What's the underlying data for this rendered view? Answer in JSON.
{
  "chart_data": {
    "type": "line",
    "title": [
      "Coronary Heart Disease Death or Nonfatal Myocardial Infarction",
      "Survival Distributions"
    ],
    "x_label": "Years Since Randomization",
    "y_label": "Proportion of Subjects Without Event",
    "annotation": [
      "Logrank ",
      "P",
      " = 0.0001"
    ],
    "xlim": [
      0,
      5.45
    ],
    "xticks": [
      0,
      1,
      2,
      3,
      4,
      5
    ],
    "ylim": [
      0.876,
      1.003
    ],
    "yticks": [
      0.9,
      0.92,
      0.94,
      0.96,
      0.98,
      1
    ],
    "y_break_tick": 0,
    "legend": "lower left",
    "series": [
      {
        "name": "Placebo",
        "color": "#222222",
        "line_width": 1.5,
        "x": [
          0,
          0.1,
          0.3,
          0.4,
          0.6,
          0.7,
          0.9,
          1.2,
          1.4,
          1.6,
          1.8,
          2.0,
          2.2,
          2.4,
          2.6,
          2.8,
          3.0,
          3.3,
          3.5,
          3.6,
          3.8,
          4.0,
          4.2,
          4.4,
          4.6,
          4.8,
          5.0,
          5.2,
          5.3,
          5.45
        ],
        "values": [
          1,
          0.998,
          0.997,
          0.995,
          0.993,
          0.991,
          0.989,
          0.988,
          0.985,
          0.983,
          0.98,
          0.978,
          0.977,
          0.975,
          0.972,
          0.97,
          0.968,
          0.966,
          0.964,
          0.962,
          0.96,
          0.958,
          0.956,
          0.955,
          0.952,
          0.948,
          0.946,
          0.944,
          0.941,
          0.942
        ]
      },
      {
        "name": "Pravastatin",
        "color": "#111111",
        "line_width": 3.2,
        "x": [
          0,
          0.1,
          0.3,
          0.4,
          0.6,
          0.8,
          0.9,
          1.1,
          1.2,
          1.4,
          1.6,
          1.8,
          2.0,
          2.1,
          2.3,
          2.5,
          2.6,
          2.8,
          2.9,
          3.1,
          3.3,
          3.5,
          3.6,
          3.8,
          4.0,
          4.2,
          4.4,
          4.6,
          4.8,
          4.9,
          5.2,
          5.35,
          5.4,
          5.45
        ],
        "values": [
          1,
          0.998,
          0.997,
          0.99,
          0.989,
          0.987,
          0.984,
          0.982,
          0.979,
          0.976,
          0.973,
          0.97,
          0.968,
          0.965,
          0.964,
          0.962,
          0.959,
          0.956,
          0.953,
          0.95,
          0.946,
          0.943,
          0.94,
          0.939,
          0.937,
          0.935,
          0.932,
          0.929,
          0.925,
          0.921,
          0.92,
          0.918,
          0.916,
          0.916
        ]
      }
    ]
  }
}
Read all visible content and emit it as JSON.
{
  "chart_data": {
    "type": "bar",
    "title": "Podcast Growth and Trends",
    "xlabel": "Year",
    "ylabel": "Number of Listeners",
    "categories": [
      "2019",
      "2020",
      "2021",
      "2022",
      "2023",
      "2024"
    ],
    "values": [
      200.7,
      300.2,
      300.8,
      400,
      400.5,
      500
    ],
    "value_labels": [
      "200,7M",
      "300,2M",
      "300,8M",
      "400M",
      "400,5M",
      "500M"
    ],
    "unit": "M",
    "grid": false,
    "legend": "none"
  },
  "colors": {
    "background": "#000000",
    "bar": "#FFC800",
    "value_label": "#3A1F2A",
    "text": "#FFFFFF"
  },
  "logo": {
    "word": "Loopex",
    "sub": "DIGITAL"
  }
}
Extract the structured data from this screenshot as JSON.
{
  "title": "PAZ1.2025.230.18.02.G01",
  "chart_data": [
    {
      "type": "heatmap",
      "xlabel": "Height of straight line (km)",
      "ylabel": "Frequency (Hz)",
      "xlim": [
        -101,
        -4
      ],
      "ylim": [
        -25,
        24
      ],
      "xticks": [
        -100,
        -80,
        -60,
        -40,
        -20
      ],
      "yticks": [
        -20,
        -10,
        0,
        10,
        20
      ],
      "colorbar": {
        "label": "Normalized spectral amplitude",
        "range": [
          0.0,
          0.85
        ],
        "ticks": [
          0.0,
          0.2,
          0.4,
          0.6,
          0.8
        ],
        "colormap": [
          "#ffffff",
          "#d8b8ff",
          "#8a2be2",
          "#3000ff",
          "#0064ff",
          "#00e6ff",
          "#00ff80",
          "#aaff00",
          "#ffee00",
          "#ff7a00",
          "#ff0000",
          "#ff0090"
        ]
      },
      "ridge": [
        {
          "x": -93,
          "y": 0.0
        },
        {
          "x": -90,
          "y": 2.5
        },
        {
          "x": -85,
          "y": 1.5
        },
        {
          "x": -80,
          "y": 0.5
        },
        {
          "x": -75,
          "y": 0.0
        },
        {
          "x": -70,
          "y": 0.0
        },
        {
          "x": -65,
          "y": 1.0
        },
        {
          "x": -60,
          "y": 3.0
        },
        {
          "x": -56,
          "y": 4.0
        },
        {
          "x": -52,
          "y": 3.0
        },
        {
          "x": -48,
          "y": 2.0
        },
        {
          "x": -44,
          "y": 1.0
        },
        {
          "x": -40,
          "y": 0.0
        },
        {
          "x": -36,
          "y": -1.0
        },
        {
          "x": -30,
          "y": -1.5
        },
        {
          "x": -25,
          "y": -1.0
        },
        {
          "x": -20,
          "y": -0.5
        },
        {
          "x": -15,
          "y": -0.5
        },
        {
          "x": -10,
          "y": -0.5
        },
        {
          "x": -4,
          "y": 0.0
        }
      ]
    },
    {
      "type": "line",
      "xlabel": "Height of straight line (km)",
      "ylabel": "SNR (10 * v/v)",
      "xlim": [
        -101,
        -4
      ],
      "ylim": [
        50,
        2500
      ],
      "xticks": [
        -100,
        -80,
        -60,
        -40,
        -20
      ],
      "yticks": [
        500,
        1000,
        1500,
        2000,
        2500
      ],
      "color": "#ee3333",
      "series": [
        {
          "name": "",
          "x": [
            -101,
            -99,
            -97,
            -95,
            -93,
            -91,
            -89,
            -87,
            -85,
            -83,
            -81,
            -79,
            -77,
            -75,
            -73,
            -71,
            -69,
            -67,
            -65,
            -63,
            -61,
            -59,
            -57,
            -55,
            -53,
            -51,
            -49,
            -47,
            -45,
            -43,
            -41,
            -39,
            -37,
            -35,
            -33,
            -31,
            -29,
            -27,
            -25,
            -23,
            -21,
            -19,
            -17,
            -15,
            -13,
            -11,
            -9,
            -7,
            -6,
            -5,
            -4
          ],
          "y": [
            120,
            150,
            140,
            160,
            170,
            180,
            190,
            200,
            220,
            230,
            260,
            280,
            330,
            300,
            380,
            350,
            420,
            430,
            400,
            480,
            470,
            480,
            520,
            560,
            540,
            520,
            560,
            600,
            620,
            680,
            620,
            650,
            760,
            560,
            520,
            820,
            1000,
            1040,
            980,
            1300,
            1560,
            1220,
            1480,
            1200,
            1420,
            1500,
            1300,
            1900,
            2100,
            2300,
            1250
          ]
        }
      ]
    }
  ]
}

- - -

◆ **WHAT IS ASKED**: Return the entries in full, keeping every line exactly as it is.

◆ **ANSWER TO THIS PROBLEM**:
What's the underlying data for this rendered view? Answer in JSON.
{
  "chart_data": {
    "type": "line",
    "title": [
      "Coronary Heart Disease Death or Nonfatal Myocardial Infarction",
      "Survival Distributions"
    ],
    "x_label": "Years Since Randomization",
    "y_label": "Proportion of Subjects Without Event",
    "annotation": [
      "Logrank ",
      "P",
      " = 0.0001"
    ],
    "xlim": [
      0,
      5.45
    ],
    "xticks": [
      0,
      1,
      2,
      3,
      4,
      5
    ],
    "ylim": [
      0.876,
      1.003
    ],
    "yticks": [
      0.9,
      0.92,
      0.94,
      0.96,
      0.98,
      1
    ],
    "y_break_tick": 0,
    "legend": "lower left",
    "series": [
      {
        "name": "Placebo",
        "color": "#222222",
        "line_width": 1.5,
        "x": [
          0,
          0.1,
          0.3,
          0.4,
          0.6,
          0.7,
          0.9,
          1.2,
          1.4,
          1.6,
          1.8,
          2.0,
          2.2,
          2.4,
          2.6,
          2.8,
          3.0,
          3.3,
          3.5,
          3.6,
          3.8,
          4.0,
          4.2,
          4.4,
          4.6,
          4.8,
          5.0,
          5.2,
          5.3,
          5.45
        ],
        "values": [
          1,
          0.998,
          0.997,
          0.995,
          0.993,
          0.991,
          0.989,
          0.988,
          0.985,
          0.983,
          0.98,
          0.978,
          0.977,
          0.975,
          0.972,
          0.97,
          0.968,
          0.966,
          0.964,
          0.962,
          0.96,
          0.958,
          0.956,
          0.955,
          0.952,
          0.948,
          0.946,
          0.944,
          0.941,
          0.942
        ]
      },
      {
        "name": "Pravastatin",
        "color": "#111111",
        "line_width": 3.2,
        "x": [
          0,
          0.1,
          0.3,
          0.4,
          0.6,
          0.8,
          0.9,
          1.1,
          1.2,
          1.4,
          1.6,
          1.8,
          2.0,
          2.1,
          2.3,
          2.5,
          2.6,
          2.8,
          2.9,
          3.1,
          3.3,
          3.5,
          3.6,
          3.8,
          4.0,
          4.2,
          4.4,
          4.6,
          4.8,
          4.9,
          5.2,
          5.35,
          5.4,
          5.45
        ],
        "values": [
          1,
          0.998,
          0.997,
          0.99,
          0.989,
          0.987,
          0.984,
          0.982,
          0.979,
          0.976,
          0.973,
          0.97,
          0.968,
          0.965,
          0.964,
          0.962,
          0.959,
          0.956,
          0.953,
          0.95,
          0.946,
          0.943,
          0.94,
          0.939,
          0.937,
          0.935,
          0.932,
          0.929,
          0.925,
          0.921,
          0.92,
          0.918,
          0.916,
          0.916
        ]
      }
    ]
  }
}
Read all visible content and emit it as JSON.
{
  "chart_data": {
    "type": "bar",
    "title": "Podcast Growth and Trends",
    "xlabel": "Year",
    "ylabel": "Number of Listeners",
    "categories": [
      "2019",
      "2020",
      "2021",
      "2022",
      "2023",
      "2024"
    ],
    "values": [
      200.7,
      300.2,
      300.8,
      400,
      400.5,
      500
    ],
    "value_labels": [
      "200,7M",
      "300,2M",
      "300,8M",
      "400M",
      "400,5M",
      "500M"
    ],
    "unit": "M",
    "grid": false,
    "legend": "none"
  },
  "colors": {
    "background": "#000000",
    "bar": "#FFC800",
    "value_label": "#3A1F2A",
    "text": "#FFFFFF"
  },
  "logo": {
    "word": "Loopex",
    "sub": "DIGITAL"
  }
}
Extract the structured data from this screenshot as JSON.
{
  "title": "PAZ1.2025.230.18.02.G01",
  "chart_data": [
    {
      "type": "heatmap",
      "xlabel": "Height of straight line (km)",
      "ylabel": "Frequency (Hz)",
      "xlim": [
        -101,
        -4
      ],
      "ylim": [
        -25,
        24
      ],
      "xticks": [
        -100,
        -80,
        -60,
        -40,
        -20
      ],
      "yticks": [
        -20,
        -10,
        0,
        10,
        20
      ],
      "colorbar": {
        "label": "Normalized spectral amplitude",
        "range": [
          0.0,
          0.85
        ],
        "ticks": [
          0.0,
          0.2,
          0.4,
          0.6,
          0.8
        ],
        "colormap": [
          "#ffffff",
          "#d8b8ff",
          "#8a2be2",
          "#3000ff",
          "#0064ff",
          "#00e6ff",
          "#00ff80",
          "#aaff00",
          "#ffee00",
          "#ff7a00",
          "#ff0000",
          "#ff0090"
        ]
      },
      "ridge": [
        {
          "x": -93,
          "y": 0.0
        },
        {
          "x": -90,
          "y": 2.5
        },
        {
          "x": -85,
          "y": 1.5
        },
        {
          "x": -80,
          "y": 0.5
        },
        {
          "x": -75,
          "y": 0.0
        },
        {
          "x": -70,
          "y": 0.0
        },
        {
          "x": -65,
          "y": 1.0
        },
        {
          "x": -60,
          "y": 3.0
        },
        {
          "x": -56,
          "y": 4.0
        },
        {
          "x": -52,
          "y": 3.0
        },
        {
          "x": -48,
          "y": 2.0
        },
        {
          "x": -44,
          "y": 1.0
        },
        {
          "x": -40,
          "y": 0.0
        },
        {
          "x": -36,
          "y": -1.0
        },
        {
          "x": -30,
          "y": -1.5
        },
        {
          "x": -25,
          "y": -1.0
        },
        {
          "x": -20,
          "y": -0.5
        },
        {
          "x": -15,
          "y": -0.5
        },
        {
          "x": -10,
          "y": -0.5
        },
        {
          "x": -4,
          "y": 0.0
        }
      ]
    },
    {
      "type": "line",
      "xlabel": "Height of straight line (km)",
      "ylabel": "SNR (10 * v/v)",
      "xlim": [
        -101,
        -4
      ],
      "ylim": [
        50,
        2500
      ],
      "xticks": [
        -100,
        -80,
        -60,
        -40,
        -20
      ],
      "yticks": [
        500,
        1000,
        1500,
        2000,
        2500
      ],
      "color": "#ee3333",
      "series": [
        {
          "name": "",
          "x": [
            -101,
            -99,
            -97,
            -95,
            -93,
            -91,
            -89,
            -87,
            -85,
            -83,
            -81,
            -79,
            -77,
            -75,
            -73,
            -71,
            -69,
            -67,
            -65,
            -63,
            -61,
            -59,
            -57,
            -55,
            -53,
            -51,
            -49,
            -47,
            -45,
            -43,
            -41,
            -39,
            -37,
            -35,
            -33,
            -31,
            -29,
            -27,
            -25,
            -23,
            -21,
            -19,
            -17,
            -15,
            -13,
            -11,
            -9,
            -7,
            -6,
            -5,
            -4
          ],
          "y": [
            120,
            150,
            140,
            160,
            170,
            180,
            190,
            200,
            220,
            230,
            260,
            280,
            330,
            300,
            380,
            350,
            420,
            430,
            400,
            480,
            470,
            480,
            520,
            560,
            540,
            520,
            560,
            600,
            620,
            680,
            620,
            650,
            760,
            560,
            520,
            820,
            1000,
            1040,
            980,
            1300,
            1560,
            1220,
            1480,
            1200,
            1420,
            1500,
            1300,
            1900,
            2100,
            2300,
            1250
          ]
        }
      ]
    }
  ]
}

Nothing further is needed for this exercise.